Information supplied:
§ §

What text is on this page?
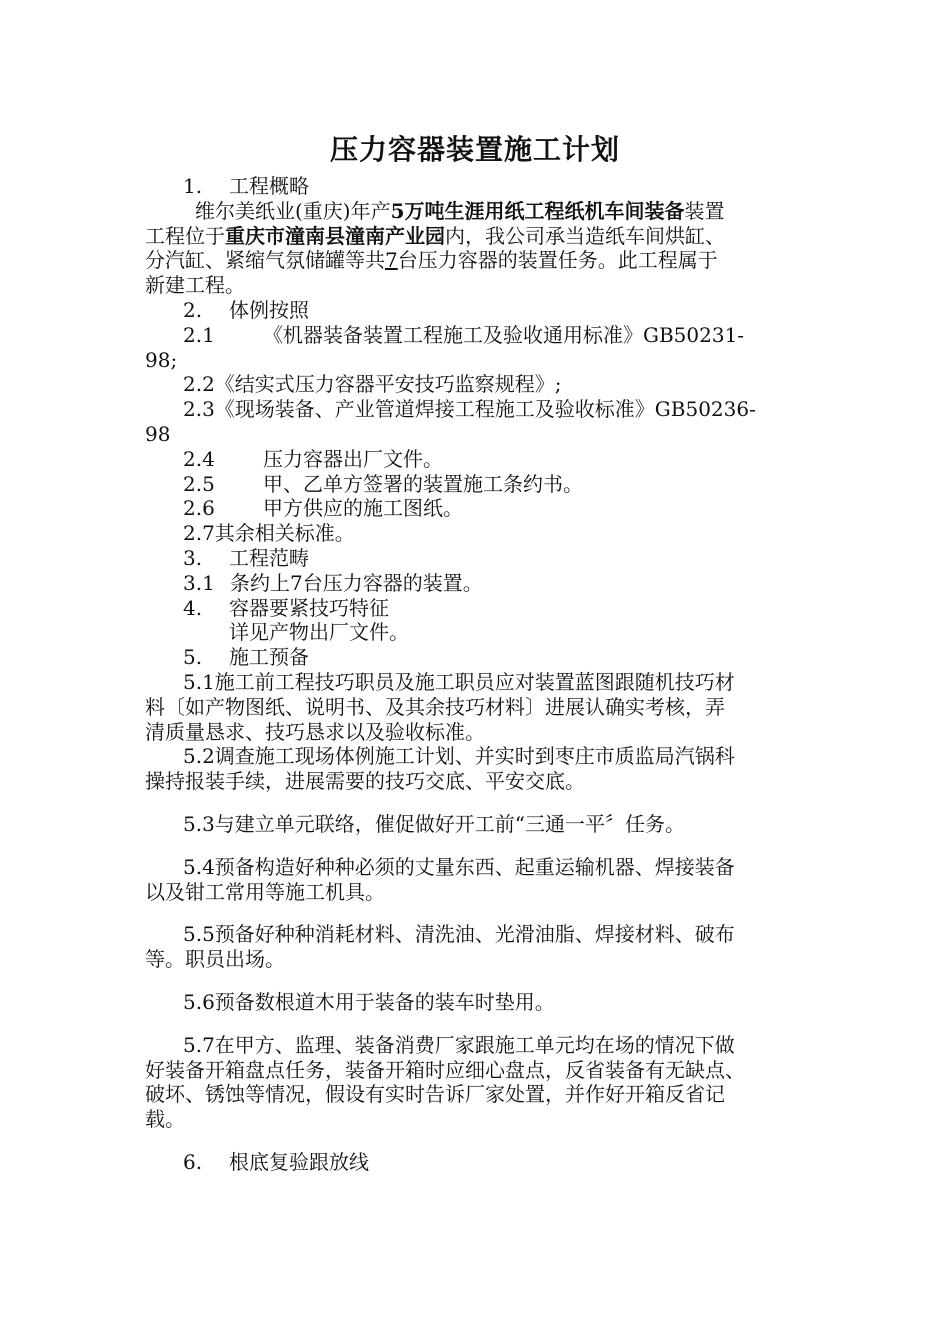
压力容器装置施工计划
1. 工程概略
维尔美纸业(重庆)年产5万吨生涯用纸工程纸机车间装备装置
工程位于重庆市潼南县潼南产业园内，我公司承当造纸车间烘缸、
分汽缸、紧缩气氛储罐等共7台压力容器的装置任务。此工程属于
新建工程。
2. 体例按照
2.1 《机器装备装置工程施工及验收通用标准》GB50231-
98;
2.2《结实式压力容器平安技巧监察规程》;
2.3《现场装备、产业管道焊接工程施工及验收标准》GB50236-
98
2.4 压力容器出厂文件。
2.5 甲、乙单方签署的装置施工条约书。
2.6 甲方供应的施工图纸。
2.7其余相关标准。
3. 工程范畴
3.1 条约上7台压力容器的装置。
4. 容器要紧技巧特征
详见产物出厂文件。
5. 施工预备
5.1施工前工程技巧职员及施工职员应对装置蓝图跟随机技巧材
料〔如产物图纸、说明书、及其余技巧材料〕进展认确实考核，弄
清质量恳求、技巧恳求以及验收标准。
5.2调查施工现场体例施工计划、并实时到枣庄市质监局汽锅科
操持报装手续，进展需要的技巧交底、平安交底。
5.3与建立单元联络，催促做好开工前“三通一平〞任务。
5.4预备构造好种种必须的丈量东西、起重运输机器、焊接装备
以及钳工常用等施工机具。
5.5预备好种种消耗材料、清洗油、光滑油脂、焊接材料、破布
等。职员出场。
5.6预备数根道木用于装备的装车时垫用。
5.7在甲方、监理、装备消费厂家跟施工单元均在场的情况下做
好装备开箱盘点任务，装备开箱时应细心盘点，反省装备有无缺点、
破坏、锈蚀等情况，假设有实时告诉厂家处置，并作好开箱反省记
载。
6. 根底复验跟放线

§ §

Return every line of the records exactly as given, pictures excluded.

Task answer:
What text is on this page?
压力容器装置施工计划
1. 工程概略
维尔美纸业(重庆)年产5万吨生涯用纸工程纸机车间装备装置
工程位于重庆市潼南县潼南产业园内，我公司承当造纸车间烘缸、
分汽缸、紧缩气氛储罐等共7台压力容器的装置任务。此工程属于
新建工程。
2. 体例按照
2.1 《机器装备装置工程施工及验收通用标准》GB50231-
98;
2.2《结实式压力容器平安技巧监察规程》;
2.3《现场装备、产业管道焊接工程施工及验收标准》GB50236-
98
2.4 压力容器出厂文件。
2.5 甲、乙单方签署的装置施工条约书。
2.6 甲方供应的施工图纸。
2.7其余相关标准。
3. 工程范畴
3.1 条约上7台压力容器的装置。
4. 容器要紧技巧特征
详见产物出厂文件。
5. 施工预备
5.1施工前工程技巧职员及施工职员应对装置蓝图跟随机技巧材
料〔如产物图纸、说明书、及其余技巧材料〕进展认确实考核，弄
清质量恳求、技巧恳求以及验收标准。
5.2调查施工现场体例施工计划、并实时到枣庄市质监局汽锅科
操持报装手续，进展需要的技巧交底、平安交底。
5.3与建立单元联络，催促做好开工前“三通一平〞任务。
5.4预备构造好种种必须的丈量东西、起重运输机器、焊接装备
以及钳工常用等施工机具。
5.5预备好种种消耗材料、清洗油、光滑油脂、焊接材料、破布
等。职员出场。
5.6预备数根道木用于装备的装车时垫用。
5.7在甲方、监理、装备消费厂家跟施工单元均在场的情况下做
好装备开箱盘点任务，装备开箱时应细心盘点，反省装备有无缺点、
破坏、锈蚀等情况，假设有实时告诉厂家处置，并作好开箱反省记
载。
6. 根底复验跟放线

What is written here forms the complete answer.